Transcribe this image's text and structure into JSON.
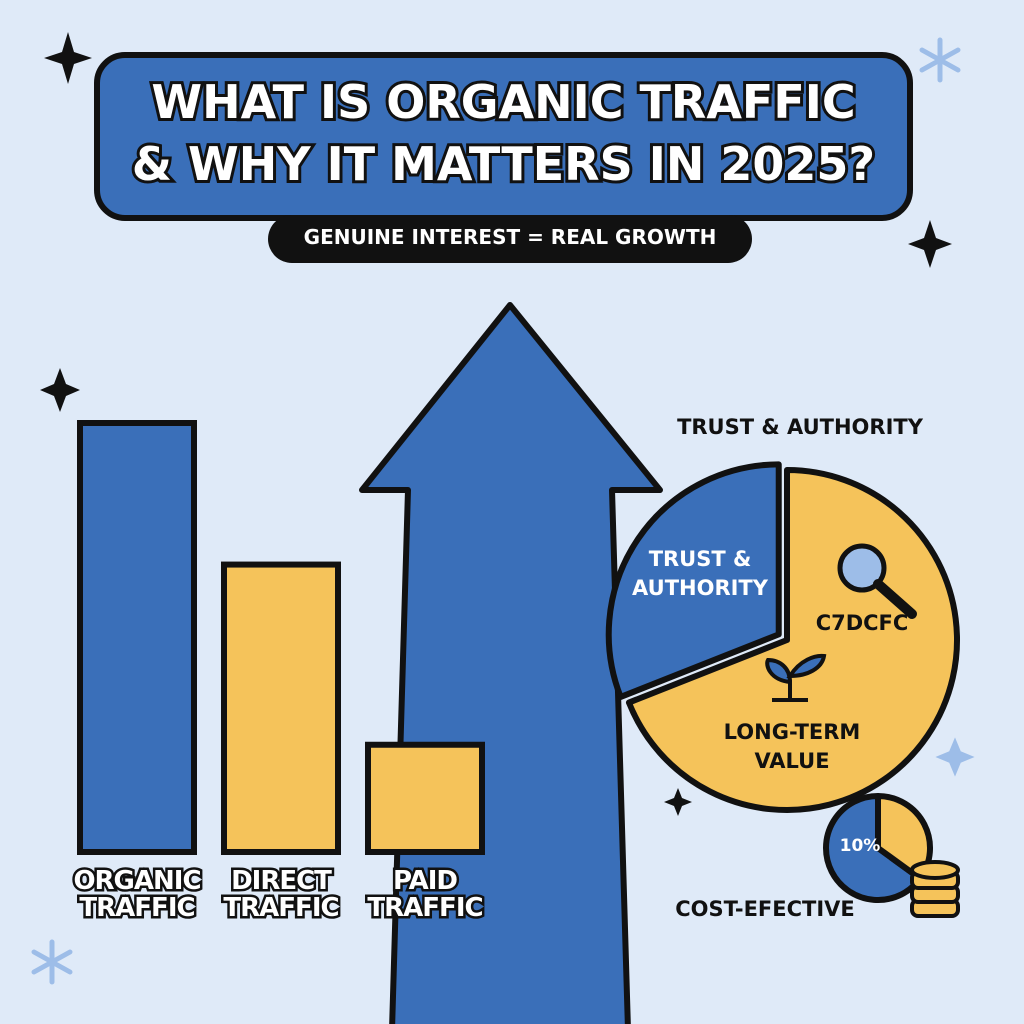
{
  "header": {
    "title": [
      "WHAT IS ORGANIC TRAFFIC",
      "& WHY IT MATTERS IN 2025?"
    ],
    "subtitle": "GENUINE INTEREST = REAL GROWTH"
  },
  "chart_data": [
    {
      "type": "bar",
      "categories": [
        "ORGANIC TRAFFIC",
        "DIRECT TRAFFIC",
        "PAID TRAFFIC"
      ],
      "values": [
        100,
        67,
        25
      ],
      "colors": [
        "#3a6fb9",
        "#f5c35a",
        "#f5c35a"
      ],
      "ylim": [
        0,
        100
      ]
    },
    {
      "type": "pie",
      "title": "TRUST & AUTHORITY",
      "categories": [
        "TRUST & AUTHORITY",
        "LONG-TERM VALUE"
      ],
      "values": [
        31,
        69
      ],
      "colors": [
        "#3a6fb9",
        "#f5c35a"
      ],
      "annotations": [
        "C7DCFC"
      ]
    },
    {
      "type": "pie",
      "title": "COST-EFECTIVE",
      "values": [
        65,
        35
      ],
      "colors": [
        "#3a6fb9",
        "#f5c35a"
      ],
      "annotations": [
        "10%"
      ]
    }
  ]
}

◆ ◆ ◆ ◆ ◆

Work to do => Exactly reproduce the entries above, minus the pictures.

Output below =>
Transcribe this image's text and structure into JSON.
{
  "header": {
    "title": [
      "WHAT IS ORGANIC TRAFFIC",
      "& WHY IT MATTERS IN 2025?"
    ],
    "subtitle": "GENUINE INTEREST = REAL GROWTH"
  },
  "chart_data": [
    {
      "type": "bar",
      "categories": [
        "ORGANIC TRAFFIC",
        "DIRECT TRAFFIC",
        "PAID TRAFFIC"
      ],
      "values": [
        100,
        67,
        25
      ],
      "colors": [
        "#3a6fb9",
        "#f5c35a",
        "#f5c35a"
      ],
      "ylim": [
        0,
        100
      ]
    },
    {
      "type": "pie",
      "title": "TRUST & AUTHORITY",
      "categories": [
        "TRUST & AUTHORITY",
        "LONG-TERM VALUE"
      ],
      "values": [
        31,
        69
      ],
      "colors": [
        "#3a6fb9",
        "#f5c35a"
      ],
      "annotations": [
        "C7DCFC"
      ]
    },
    {
      "type": "pie",
      "title": "COST-EFECTIVE",
      "values": [
        65,
        35
      ],
      "colors": [
        "#3a6fb9",
        "#f5c35a"
      ],
      "annotations": [
        "10%"
      ]
    }
  ]
}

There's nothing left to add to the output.